• [RECORDS PROVIDED]
◆ ◆ ◆

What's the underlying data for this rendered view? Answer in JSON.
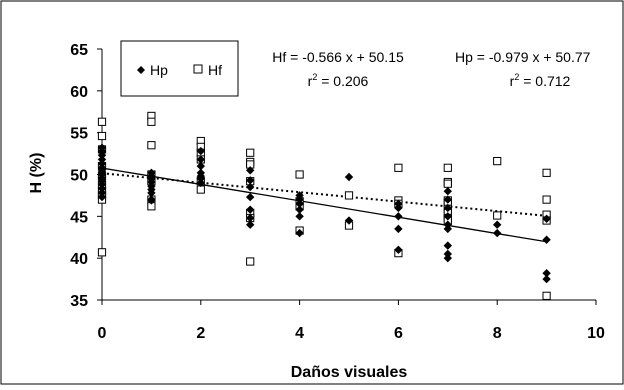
{
  "chart_data": {
    "type": "scatter",
    "title": "",
    "xlabel": "Daños visuales",
    "ylabel": "H (%)",
    "xlim": [
      0,
      10
    ],
    "ylim": [
      35,
      65
    ],
    "x_ticks": [
      0,
      2,
      4,
      6,
      8,
      10
    ],
    "y_ticks": [
      35,
      40,
      45,
      50,
      55,
      60,
      65
    ],
    "x_tick_labels": [
      "0",
      "2",
      "4",
      "6",
      "8",
      "10"
    ],
    "y_tick_labels": [
      "35",
      "40",
      "45",
      "50",
      "55",
      "60",
      "65"
    ],
    "grid": false,
    "legend": {
      "placement": "top-left"
    },
    "series": [
      {
        "name": "Hp",
        "marker": "filled-diamond",
        "color": "#000000",
        "points": [
          [
            0,
            53.2
          ],
          [
            0,
            52.8
          ],
          [
            0,
            52.3
          ],
          [
            0,
            51.8
          ],
          [
            0,
            51.3
          ],
          [
            0,
            50.8
          ],
          [
            0,
            50.4
          ],
          [
            0,
            50.0
          ],
          [
            0,
            49.6
          ],
          [
            0,
            49.2
          ],
          [
            0,
            48.8
          ],
          [
            0,
            48.3
          ],
          [
            0,
            47.8
          ],
          [
            0,
            47.3
          ],
          [
            1,
            50.2
          ],
          [
            1,
            49.8
          ],
          [
            1,
            49.5
          ],
          [
            1,
            49.1
          ],
          [
            1,
            48.6
          ],
          [
            1,
            48.2
          ],
          [
            1,
            47.8
          ],
          [
            1,
            47.0
          ],
          [
            1,
            46.9
          ],
          [
            2,
            52.8
          ],
          [
            2,
            51.8
          ],
          [
            2,
            51.0
          ],
          [
            2,
            50.2
          ],
          [
            2,
            49.8
          ],
          [
            2,
            49.5
          ],
          [
            2,
            49.0
          ],
          [
            3,
            50.5
          ],
          [
            3,
            49.3
          ],
          [
            3,
            48.5
          ],
          [
            3,
            47.3
          ],
          [
            3,
            45.8
          ],
          [
            3,
            44.8
          ],
          [
            3,
            44.0
          ],
          [
            4,
            47.5
          ],
          [
            4,
            47.0
          ],
          [
            4,
            46.5
          ],
          [
            4,
            45.8
          ],
          [
            4,
            45.0
          ],
          [
            4,
            43.0
          ],
          [
            5,
            49.7
          ],
          [
            5,
            44.5
          ],
          [
            6,
            46.5
          ],
          [
            6,
            46.0
          ],
          [
            6,
            45.0
          ],
          [
            6,
            43.5
          ],
          [
            6,
            41.0
          ],
          [
            7,
            48.0
          ],
          [
            7,
            47.0
          ],
          [
            7,
            46.0
          ],
          [
            7,
            45.0
          ],
          [
            7,
            44.0
          ],
          [
            7,
            43.5
          ],
          [
            7,
            41.5
          ],
          [
            7,
            40.5
          ],
          [
            7,
            40.0
          ],
          [
            8,
            44.0
          ],
          [
            8,
            43.0
          ],
          [
            9,
            44.7
          ],
          [
            9,
            42.2
          ],
          [
            9,
            38.2
          ],
          [
            9,
            37.5
          ]
        ],
        "trendline": {
          "equation": "Hp = -0.979 x + 50.77",
          "slope": -0.979,
          "intercept": 50.77,
          "r2_label": "r",
          "r2_exp": "2",
          "r2_value": " = 0.712",
          "style": "solid"
        }
      },
      {
        "name": "Hf",
        "marker": "open-square",
        "color": "#000000",
        "points": [
          [
            0,
            56.3
          ],
          [
            0,
            54.6
          ],
          [
            0,
            53.0
          ],
          [
            0,
            51.0
          ],
          [
            0,
            49.8
          ],
          [
            0,
            48.8
          ],
          [
            0,
            48.0
          ],
          [
            0,
            47.5
          ],
          [
            0,
            47.0
          ],
          [
            0,
            40.7
          ],
          [
            1,
            57.0
          ],
          [
            1,
            56.3
          ],
          [
            1,
            53.5
          ],
          [
            1,
            50.0
          ],
          [
            1,
            49.2
          ],
          [
            1,
            47.0
          ],
          [
            1,
            46.2
          ],
          [
            2,
            54.0
          ],
          [
            2,
            53.3
          ],
          [
            2,
            52.6
          ],
          [
            2,
            51.8
          ],
          [
            2,
            49.2
          ],
          [
            2,
            48.2
          ],
          [
            3,
            52.6
          ],
          [
            3,
            51.5
          ],
          [
            3,
            51.2
          ],
          [
            3,
            49.2
          ],
          [
            3,
            45.4
          ],
          [
            3,
            44.8
          ],
          [
            3,
            39.6
          ],
          [
            4,
            50.0
          ],
          [
            4,
            46.8
          ],
          [
            4,
            46.2
          ],
          [
            4,
            43.3
          ],
          [
            5,
            47.5
          ],
          [
            5,
            43.9
          ],
          [
            6,
            50.8
          ],
          [
            6,
            46.9
          ],
          [
            6,
            46.5
          ],
          [
            6,
            40.6
          ],
          [
            7,
            50.8
          ],
          [
            7,
            49.1
          ],
          [
            7,
            48.9
          ],
          [
            7,
            46.9
          ],
          [
            7,
            46.6
          ],
          [
            7,
            45.9
          ],
          [
            7,
            45.4
          ],
          [
            7,
            44.8
          ],
          [
            7,
            44.5
          ],
          [
            8,
            51.6
          ],
          [
            8,
            45.1
          ],
          [
            9,
            50.2
          ],
          [
            9,
            47.0
          ],
          [
            9,
            45.2
          ],
          [
            9,
            44.5
          ],
          [
            9,
            35.5
          ]
        ],
        "trendline": {
          "equation": "Hf = -0.566 x + 50.15",
          "slope": -0.566,
          "intercept": 50.15,
          "r2_label": "r",
          "r2_exp": "2",
          "r2_value": " = 0.206",
          "style": "dotted"
        }
      }
    ]
  }
}
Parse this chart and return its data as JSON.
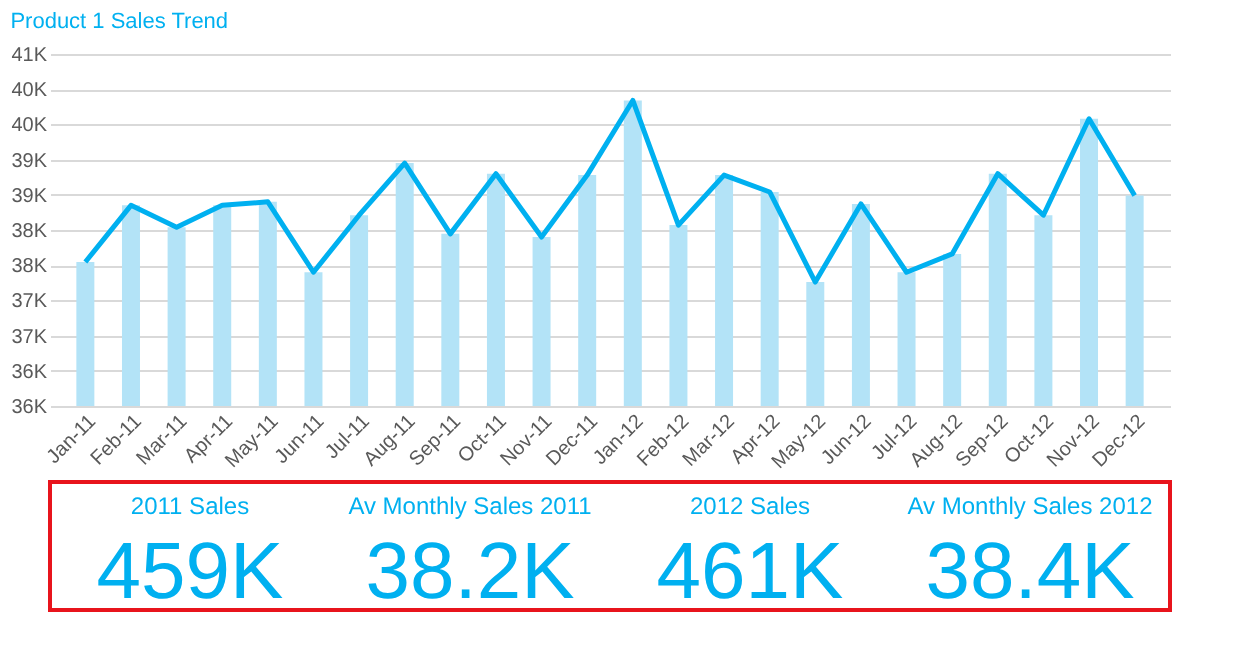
{
  "chart_data": [
    {
      "type": "bar",
      "title": "Product 1 Sales Trend",
      "categories": [
        "Jan-11",
        "Feb-11",
        "Mar-11",
        "Apr-11",
        "May-11",
        "Jun-11",
        "Jul-11",
        "Aug-11",
        "Sep-11",
        "Oct-11",
        "Nov-11",
        "Dec-11",
        "Jan-12",
        "Feb-12",
        "Mar-12",
        "Apr-12",
        "May-12",
        "Jun-12",
        "Jul-12",
        "Aug-12",
        "Sep-12",
        "Oct-12",
        "Nov-12",
        "Dec-12"
      ],
      "series": [
        {
          "type": "bar",
          "color": "#b3e3f7",
          "values": [
            37545,
            38350,
            38040,
            38350,
            38400,
            37400,
            38210,
            38950,
            37945,
            38800,
            37900,
            38780,
            39840,
            38070,
            38780,
            38540,
            37260,
            38370,
            37400,
            37660,
            38800,
            38210,
            39580,
            38490
          ]
        },
        {
          "type": "line",
          "color": "#00b0f0",
          "values": [
            37545,
            38350,
            38040,
            38350,
            38400,
            37400,
            38210,
            38950,
            37945,
            38800,
            37900,
            38780,
            39840,
            38070,
            38780,
            38540,
            37260,
            38370,
            37400,
            37660,
            38800,
            38210,
            39580,
            38490
          ]
        }
      ],
      "ylim": [
        35500,
        40500
      ],
      "yticks": [
        {
          "value": 35500,
          "label": "36K"
        },
        {
          "value": 36000,
          "label": "36K"
        },
        {
          "value": 36500,
          "label": "37K"
        },
        {
          "value": 37000,
          "label": "37K"
        },
        {
          "value": 37500,
          "label": "38K"
        },
        {
          "value": 38000,
          "label": "38K"
        },
        {
          "value": 38500,
          "label": "39K"
        },
        {
          "value": 39000,
          "label": "39K"
        },
        {
          "value": 39500,
          "label": "40K"
        },
        {
          "value": 40000,
          "label": "40K"
        },
        {
          "value": 40500,
          "label": "41K"
        }
      ],
      "grid": "y",
      "marker": "none",
      "line_style": "solid"
    },
    {
      "type": "other",
      "annotations": [
        "2011 Sales",
        "459K",
        "Av Monthly Sales 2011",
        "38.2K",
        "2012 Sales",
        "461K",
        "Av Monthly Sales 2012",
        "38.4K"
      ]
    }
  ]
}
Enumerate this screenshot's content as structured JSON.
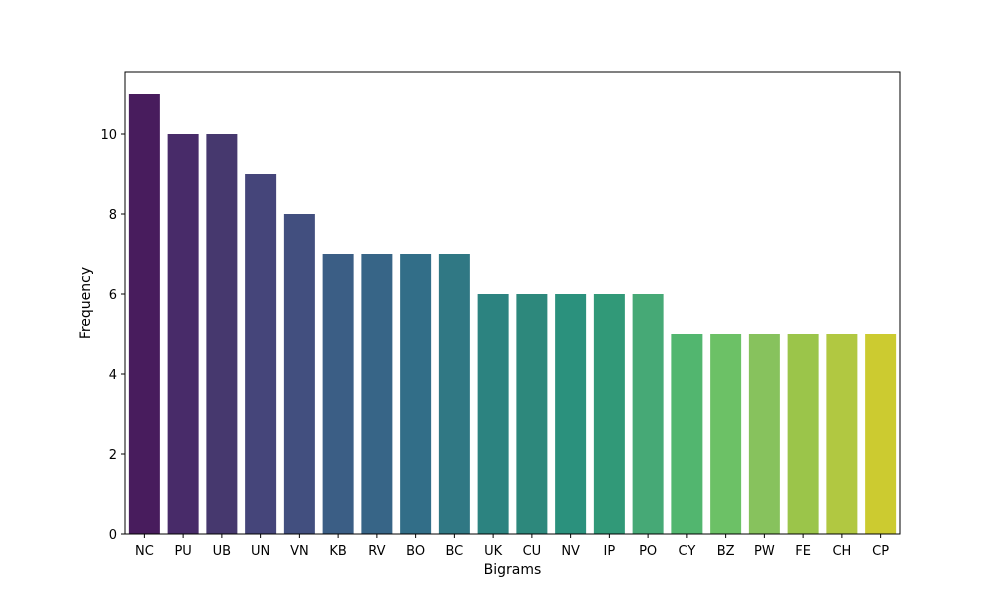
{
  "chart_data": {
    "type": "bar",
    "title": "",
    "xlabel": "Bigrams",
    "ylabel": "Frequency",
    "categories": [
      "NC",
      "PU",
      "UB",
      "UN",
      "VN",
      "KB",
      "RV",
      "BO",
      "BC",
      "UK",
      "CU",
      "NV",
      "IP",
      "PO",
      "CY",
      "BZ",
      "PW",
      "FE",
      "CH",
      "CP"
    ],
    "values": [
      11,
      10,
      10,
      9,
      8,
      7,
      7,
      7,
      7,
      6,
      6,
      6,
      6,
      6,
      5,
      5,
      5,
      5,
      5,
      5
    ],
    "ylim": [
      0,
      11.55
    ],
    "yticks": [
      0,
      2,
      4,
      6,
      8,
      10
    ],
    "grid": false,
    "colors": [
      "#481C5D",
      "#482B69",
      "#46386E",
      "#45457A",
      "#424F7F",
      "#3B5E85",
      "#376587",
      "#326E88",
      "#307884",
      "#2C8380",
      "#2D887C",
      "#2B917D",
      "#319978",
      "#46A976",
      "#52B66F",
      "#6CC166",
      "#87C25D",
      "#9BC54A",
      "#B1C841",
      "#CCCB30"
    ]
  }
}
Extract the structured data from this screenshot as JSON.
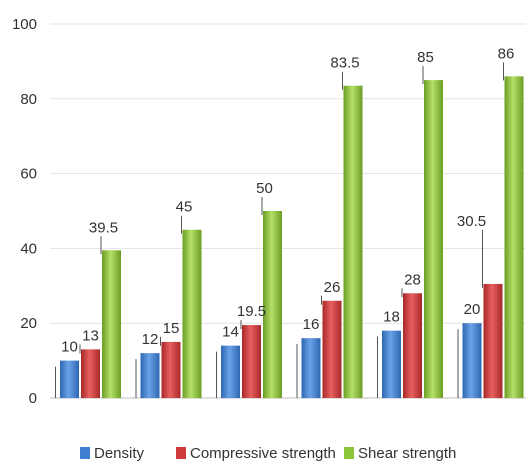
{
  "chart_data": {
    "type": "bar",
    "categories": [
      "",
      "",
      "",
      "",
      "",
      ""
    ],
    "series": [
      {
        "name": "Density",
        "values": [
          10,
          12,
          14,
          16,
          18,
          20
        ],
        "color": "#3f7fd1"
      },
      {
        "name": "Compressive strength",
        "values": [
          13,
          15,
          19.5,
          26,
          28,
          30.5
        ],
        "color": "#d03a3a"
      },
      {
        "name": "Shear strength",
        "values": [
          39.5,
          45,
          50,
          83.5,
          85,
          86
        ],
        "color": "#8cc43a"
      }
    ],
    "data_labels": [
      [
        "10",
        "12",
        "14",
        "16",
        "18",
        "20"
      ],
      [
        "13",
        "15",
        "19.5",
        "26",
        "28",
        "30.5"
      ],
      [
        "39.5",
        "45",
        "50",
        "83.5",
        "85",
        "86"
      ]
    ],
    "y_ticks": [
      "0",
      "20",
      "40",
      "60",
      "80",
      "100"
    ],
    "ylim": [
      0,
      100
    ],
    "grid": true,
    "legend_position": "bottom"
  }
}
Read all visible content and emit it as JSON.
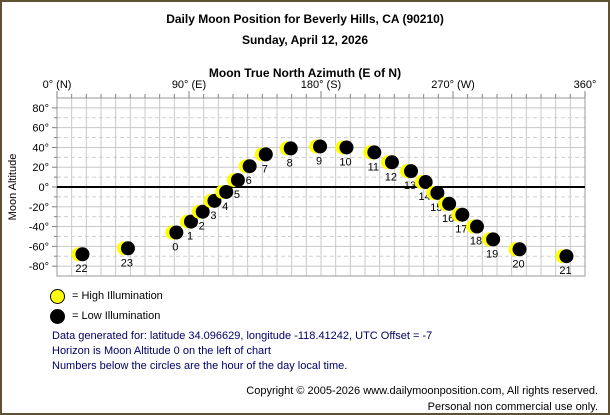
{
  "header": {
    "title": "Daily Moon Position for Beverly Hills, CA (90210)",
    "subtitle": "Sunday, April 12, 2026"
  },
  "chart_data": {
    "type": "scatter",
    "title": "Moon True North Azimuth (E of N)",
    "xlabel": "Moon True North Azimuth (E of N)",
    "ylabel": "Moon Altitude",
    "xlim": [
      0,
      360
    ],
    "ylim": [
      -90,
      90
    ],
    "grid": "on",
    "minor_grid_step_deg": 10,
    "x_ticks": [
      {
        "value": 0,
        "label": "0° (N)"
      },
      {
        "value": 90,
        "label": "90° (E)"
      },
      {
        "value": 180,
        "label": "180° (S)"
      },
      {
        "value": 270,
        "label": "270° (W)"
      },
      {
        "value": 360,
        "label": "360°"
      }
    ],
    "y_ticks": [
      {
        "value": 80,
        "label": "80°"
      },
      {
        "value": 60,
        "label": "60°"
      },
      {
        "value": 40,
        "label": "40°"
      },
      {
        "value": 20,
        "label": "20°"
      },
      {
        "value": 0,
        "label": "0°"
      },
      {
        "value": -20,
        "label": "-20°"
      },
      {
        "value": -40,
        "label": "-40°"
      },
      {
        "value": -60,
        "label": "-60°"
      },
      {
        "value": -80,
        "label": "-80°"
      }
    ],
    "points": [
      {
        "hour": 0,
        "azimuth": 80,
        "altitude": -46,
        "illumination": "low"
      },
      {
        "hour": 1,
        "azimuth": 90,
        "altitude": -35,
        "illumination": "low"
      },
      {
        "hour": 2,
        "azimuth": 98,
        "altitude": -25,
        "illumination": "low"
      },
      {
        "hour": 3,
        "azimuth": 106,
        "altitude": -14,
        "illumination": "low"
      },
      {
        "hour": 4,
        "azimuth": 114,
        "altitude": -5,
        "illumination": "low"
      },
      {
        "hour": 5,
        "azimuth": 122,
        "altitude": 7,
        "illumination": "low"
      },
      {
        "hour": 6,
        "azimuth": 130,
        "altitude": 21,
        "illumination": "low"
      },
      {
        "hour": 7,
        "azimuth": 141,
        "altitude": 33,
        "illumination": "low"
      },
      {
        "hour": 8,
        "azimuth": 158,
        "altitude": 39,
        "illumination": "low"
      },
      {
        "hour": 9,
        "azimuth": 178,
        "altitude": 41,
        "illumination": "low"
      },
      {
        "hour": 10,
        "azimuth": 196,
        "altitude": 40,
        "illumination": "low"
      },
      {
        "hour": 11,
        "azimuth": 215,
        "altitude": 35,
        "illumination": "low"
      },
      {
        "hour": 12,
        "azimuth": 227,
        "altitude": 25,
        "illumination": "low"
      },
      {
        "hour": 13,
        "azimuth": 240,
        "altitude": 16,
        "illumination": "low"
      },
      {
        "hour": 14,
        "azimuth": 250,
        "altitude": 5,
        "illumination": "low"
      },
      {
        "hour": 15,
        "azimuth": 258,
        "altitude": -6,
        "illumination": "low"
      },
      {
        "hour": 16,
        "azimuth": 266,
        "altitude": -17,
        "illumination": "low"
      },
      {
        "hour": 17,
        "azimuth": 275,
        "altitude": -28,
        "illumination": "low"
      },
      {
        "hour": 18,
        "azimuth": 285,
        "altitude": -40,
        "illumination": "low"
      },
      {
        "hour": 19,
        "azimuth": 296,
        "altitude": -53,
        "illumination": "low"
      },
      {
        "hour": 20,
        "azimuth": 314,
        "altitude": -63,
        "illumination": "low"
      },
      {
        "hour": 21,
        "azimuth": 346,
        "altitude": -70,
        "illumination": "low"
      },
      {
        "hour": 22,
        "azimuth": 16,
        "altitude": -68,
        "illumination": "low"
      },
      {
        "hour": 23,
        "azimuth": 47,
        "altitude": -62,
        "illumination": "low"
      }
    ]
  },
  "legend": {
    "high_label": "= High Illumination",
    "low_label": "= Low Illumination"
  },
  "notes": {
    "line1": "Data generated for: latitude 34.096629, longitude -118.41242, UTC Offset = -7",
    "line2": "Horizon is Moon Altitude 0 on the left of chart",
    "line3": "Numbers below the circles are the hour of the day local time."
  },
  "footer": {
    "line1": "Copyright © 2005-2026 www.dailymoonposition.com, All rights reserved.",
    "line2": "Personal non commercial use only."
  },
  "colors": {
    "high": "#ffff00",
    "low": "#000000",
    "grid": "#c8c8c8",
    "grid_dashed": "#cfcfcf",
    "frame": "#9a9a9a",
    "tick": "#808080",
    "horizon": "#000000",
    "note_text": "#000066",
    "border": "#5f5233"
  }
}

◆ ◆ ◆

• [PROBLEM]
Copy each line of the preceding data that contains the string "content".

• [SOLUTION FOR THIS TASK]
Enumerate this screenshot's content as structured JSON.
Read all visible content and emit it as JSON.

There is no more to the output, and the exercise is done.